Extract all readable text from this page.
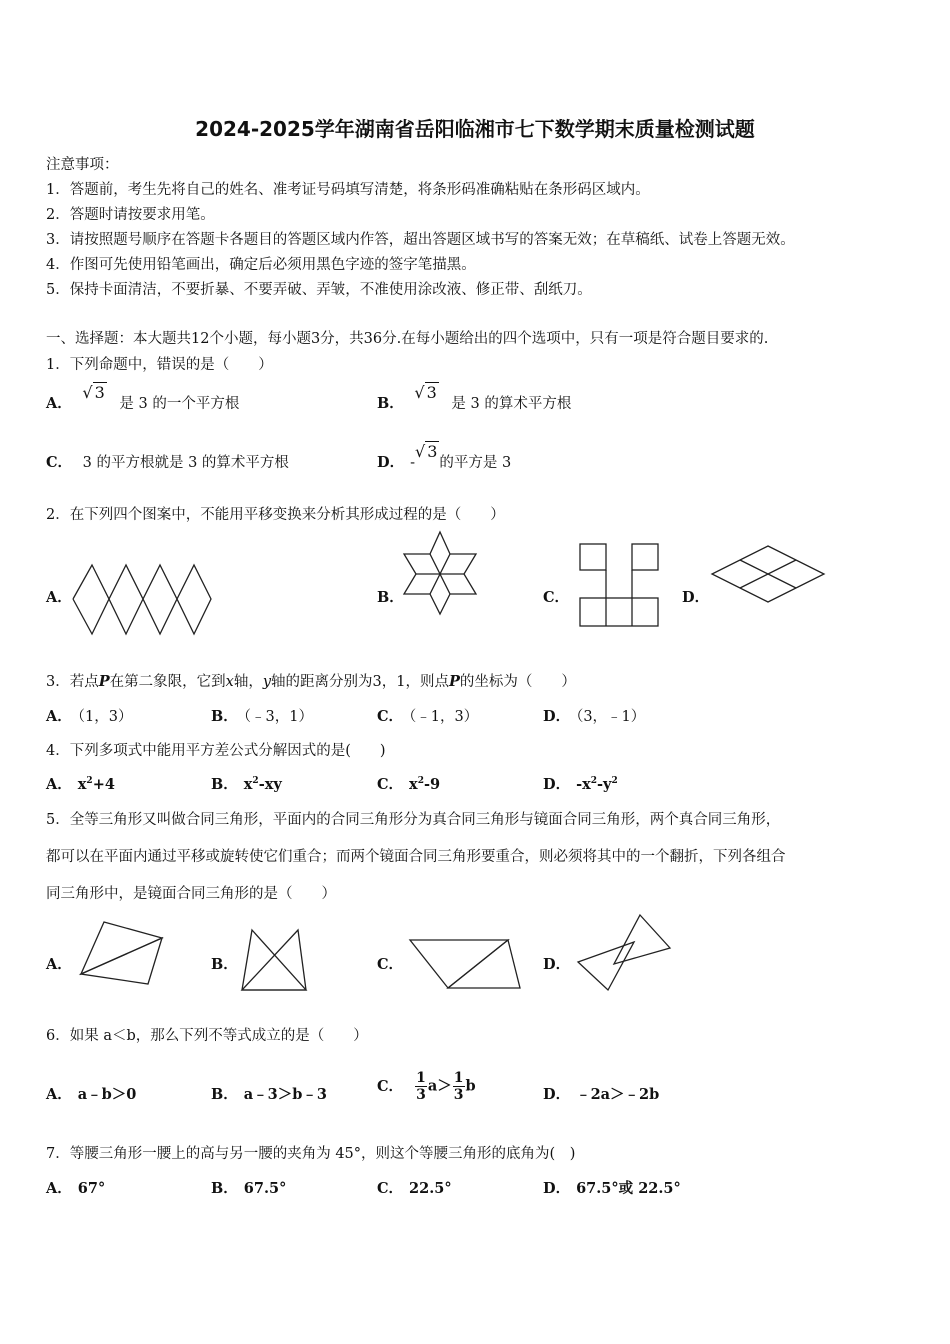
2024-2025学年湖南省岳阳临湘市七下数学期末质量检测试题
注意事项：
1．答题前，考生先将自己的姓名、准考证号码填写清楚，将条形码准确粘贴在条形码区域内。
2．答题时请按要求用笔。
3．请按照题号顺序在答题卡各题目的答题区域内作答，超出答题区域书写的答案无效；在草稿纸、试卷上答题无效。
4．作图可先使用铅笔画出，确定后必须用黑色字迹的签字笔描黑。
5．保持卡面清洁，不要折暴、不要弄破、弄皱，不准使用涂改液、修正带、刮纸刀。
一、选择题：本大题共12个小题，每小题3分，共36分.在每小题给出的四个选项中，只有一项是符合题目要求的.
1．下列命题中，错误的是（　　）
A． √ 3 是 3 的一个平方根	B． √ 3 是 3 的算术平方根
C． 3 的平方根就是 3 的算术平方根	D． -√ 3的平方是 3
2．在下列四个图案中，不能用平移变换来分析其形成过程的是（　　）
A．	B．	C．	D．
3．若点P在第二象限，它到x轴，y轴的距离分别为3，1，则点P的坐标为（　　）
A． （1，3）	B． （﹣3，1）	C． （﹣1，3）	D． （3，﹣1）
4．下列多项式中能用平方差公式分解因式的是(　　)
A． $x^2+4$	B． $x^2-xy$	C． $x^2-9$	D． $-x^2-y^2$
5．全等三角形又叫做合同三角形，平面内的合同三角形分为真合同三角形与镜面合同三角形，两个真合同三角形，
都可以在平面内通过平移或旋转使它们重合；而两个镜面合同三角形要重合，则必须将其中的一个翻折，下列各组合
同三角形中，是镜面合同三角形的是（　　）
A．	B．	C．	D．
6．如果 a＜b，那么下列不等式成立的是（　　）
A． a﹣b＞0	B． a﹣3＞b﹣3	C． $\frac{1}{3} a> \frac{1}{3}$ b	D． ﹣2a＞﹣2b
7．等腰三角形一腰上的高与另一腰的夹角为 45°，则这个等腰三角形的底角为(　)
A． 67°	B． 67.5°	C． 22.5°	D． 67.5°或 22.5°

## Requirement:
Above are the records; reproduce them exactly and leave out the pictures.

## Exercise answer:
Extract all readable text from this page.
2024-2025学年湖南省岳阳临湘市七下数学期末质量检测试题
注意事项：
1．答题前，考生先将自己的姓名、准考证号码填写清楚，将条形码准确粘贴在条形码区域内。
2．答题时请按要求用笔。
3．请按照题号顺序在答题卡各题目的答题区域内作答，超出答题区域书写的答案无效；在草稿纸、试卷上答题无效。
4．作图可先使用铅笔画出，确定后必须用黑色字迹的签字笔描黑。
5．保持卡面清洁，不要折暴、不要弄破、弄皱，不准使用涂改液、修正带、刮纸刀。
一、选择题：本大题共12个小题，每小题3分，共36分.在每小题给出的四个选项中，只有一项是符合题目要求的.
1．下列命题中，错误的是（　　）
A． √ 3 是 3 的一个平方根	B． √ 3 是 3 的算术平方根
C． 3 的平方根就是 3 的算术平方根	D． -√ 3的平方是 3
2．在下列四个图案中，不能用平移变换来分析其形成过程的是（　　）
A．	B．	C．	D．
3．若点P在第二象限，它到x轴，y轴的距离分别为3，1，则点P的坐标为（　　）
A． （1，3）	B． （﹣3，1）	C． （﹣1，3）	D． （3，﹣1）
4．下列多项式中能用平方差公式分解因式的是(　　)
A． $x^2+4$	B． $x^2-xy$	C． $x^2-9$	D． $-x^2-y^2$
5．全等三角形又叫做合同三角形，平面内的合同三角形分为真合同三角形与镜面合同三角形，两个真合同三角形，
都可以在平面内通过平移或旋转使它们重合；而两个镜面合同三角形要重合，则必须将其中的一个翻折，下列各组合
同三角形中，是镜面合同三角形的是（　　）
A．	B．	C．	D．
6．如果 a＜b，那么下列不等式成立的是（　　）
A． a﹣b＞0	B． a﹣3＞b﹣3	C． $\frac{1}{3} a> \frac{1}{3}$ b	D． ﹣2a＞﹣2b
7．等腰三角形一腰上的高与另一腰的夹角为 45°，则这个等腰三角形的底角为(　)
A． 67°	B． 67.5°	C． 22.5°	D． 67.5°或 22.5°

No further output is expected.